What is needed:
Restate the records below word for word.

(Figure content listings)
start
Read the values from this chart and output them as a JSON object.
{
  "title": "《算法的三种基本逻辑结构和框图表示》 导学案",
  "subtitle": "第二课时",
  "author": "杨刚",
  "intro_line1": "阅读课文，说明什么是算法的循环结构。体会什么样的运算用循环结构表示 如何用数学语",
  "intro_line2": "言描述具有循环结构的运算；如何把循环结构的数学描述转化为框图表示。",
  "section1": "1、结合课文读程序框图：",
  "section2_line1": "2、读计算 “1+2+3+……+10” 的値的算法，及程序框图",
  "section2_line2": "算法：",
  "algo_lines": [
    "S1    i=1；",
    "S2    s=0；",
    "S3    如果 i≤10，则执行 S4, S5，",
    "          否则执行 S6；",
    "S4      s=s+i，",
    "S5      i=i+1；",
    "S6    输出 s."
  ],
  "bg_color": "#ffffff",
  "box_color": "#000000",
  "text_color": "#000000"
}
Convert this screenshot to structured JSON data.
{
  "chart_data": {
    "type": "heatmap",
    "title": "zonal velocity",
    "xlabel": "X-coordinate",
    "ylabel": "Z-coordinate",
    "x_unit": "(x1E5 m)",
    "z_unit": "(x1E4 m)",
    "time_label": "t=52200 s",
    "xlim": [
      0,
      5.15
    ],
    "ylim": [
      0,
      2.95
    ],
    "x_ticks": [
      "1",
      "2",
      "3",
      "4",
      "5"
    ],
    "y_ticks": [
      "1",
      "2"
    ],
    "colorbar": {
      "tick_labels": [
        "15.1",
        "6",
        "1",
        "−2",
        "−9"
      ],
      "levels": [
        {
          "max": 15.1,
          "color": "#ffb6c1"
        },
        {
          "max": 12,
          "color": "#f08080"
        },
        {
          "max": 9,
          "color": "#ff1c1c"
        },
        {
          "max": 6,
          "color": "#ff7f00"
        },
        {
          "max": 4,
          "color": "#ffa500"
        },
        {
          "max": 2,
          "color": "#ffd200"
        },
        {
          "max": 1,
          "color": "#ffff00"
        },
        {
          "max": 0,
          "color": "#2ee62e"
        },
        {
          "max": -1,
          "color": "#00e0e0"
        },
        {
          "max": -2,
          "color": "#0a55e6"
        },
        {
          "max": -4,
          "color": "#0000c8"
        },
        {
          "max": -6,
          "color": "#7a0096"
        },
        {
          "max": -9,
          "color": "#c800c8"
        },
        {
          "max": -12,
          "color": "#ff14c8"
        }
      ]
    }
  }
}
end
Answer to this problem:
Read the values from this chart and output them as a JSON object.
{
  "title": "《算法的三种基本逻辑结构和框图表示》 导学案",
  "subtitle": "第二课时",
  "author": "杨刚",
  "intro_line1": "阅读课文，说明什么是算法的循环结构。体会什么样的运算用循环结构表示 如何用数学语",
  "intro_line2": "言描述具有循环结构的运算；如何把循环结构的数学描述转化为框图表示。",
  "section1": "1、结合课文读程序框图：",
  "section2_line1": "2、读计算 “1+2+3+……+10” 的値的算法，及程序框图",
  "section2_line2": "算法：",
  "algo_lines": [
    "S1    i=1；",
    "S2    s=0；",
    "S3    如果 i≤10，则执行 S4, S5，",
    "          否则执行 S6；",
    "S4      s=s+i，",
    "S5      i=i+1；",
    "S6    输出 s."
  ],
  "bg_color": "#ffffff",
  "box_color": "#000000",
  "text_color": "#000000"
}
Convert this screenshot to structured JSON data.
{
  "chart_data": {
    "type": "heatmap",
    "title": "zonal velocity",
    "xlabel": "X-coordinate",
    "ylabel": "Z-coordinate",
    "x_unit": "(x1E5 m)",
    "z_unit": "(x1E4 m)",
    "time_label": "t=52200 s",
    "xlim": [
      0,
      5.15
    ],
    "ylim": [
      0,
      2.95
    ],
    "x_ticks": [
      "1",
      "2",
      "3",
      "4",
      "5"
    ],
    "y_ticks": [
      "1",
      "2"
    ],
    "colorbar": {
      "tick_labels": [
        "15.1",
        "6",
        "1",
        "−2",
        "−9"
      ],
      "levels": [
        {
          "max": 15.1,
          "color": "#ffb6c1"
        },
        {
          "max": 12,
          "color": "#f08080"
        },
        {
          "max": 9,
          "color": "#ff1c1c"
        },
        {
          "max": 6,
          "color": "#ff7f00"
        },
        {
          "max": 4,
          "color": "#ffa500"
        },
        {
          "max": 2,
          "color": "#ffd200"
        },
        {
          "max": 1,
          "color": "#ffff00"
        },
        {
          "max": 0,
          "color": "#2ee62e"
        },
        {
          "max": -1,
          "color": "#00e0e0"
        },
        {
          "max": -2,
          "color": "#0a55e6"
        },
        {
          "max": -4,
          "color": "#0000c8"
        },
        {
          "max": -6,
          "color": "#7a0096"
        },
        {
          "max": -9,
          "color": "#c800c8"
        },
        {
          "max": -12,
          "color": "#ff14c8"
        }
      ]
    }
  }
}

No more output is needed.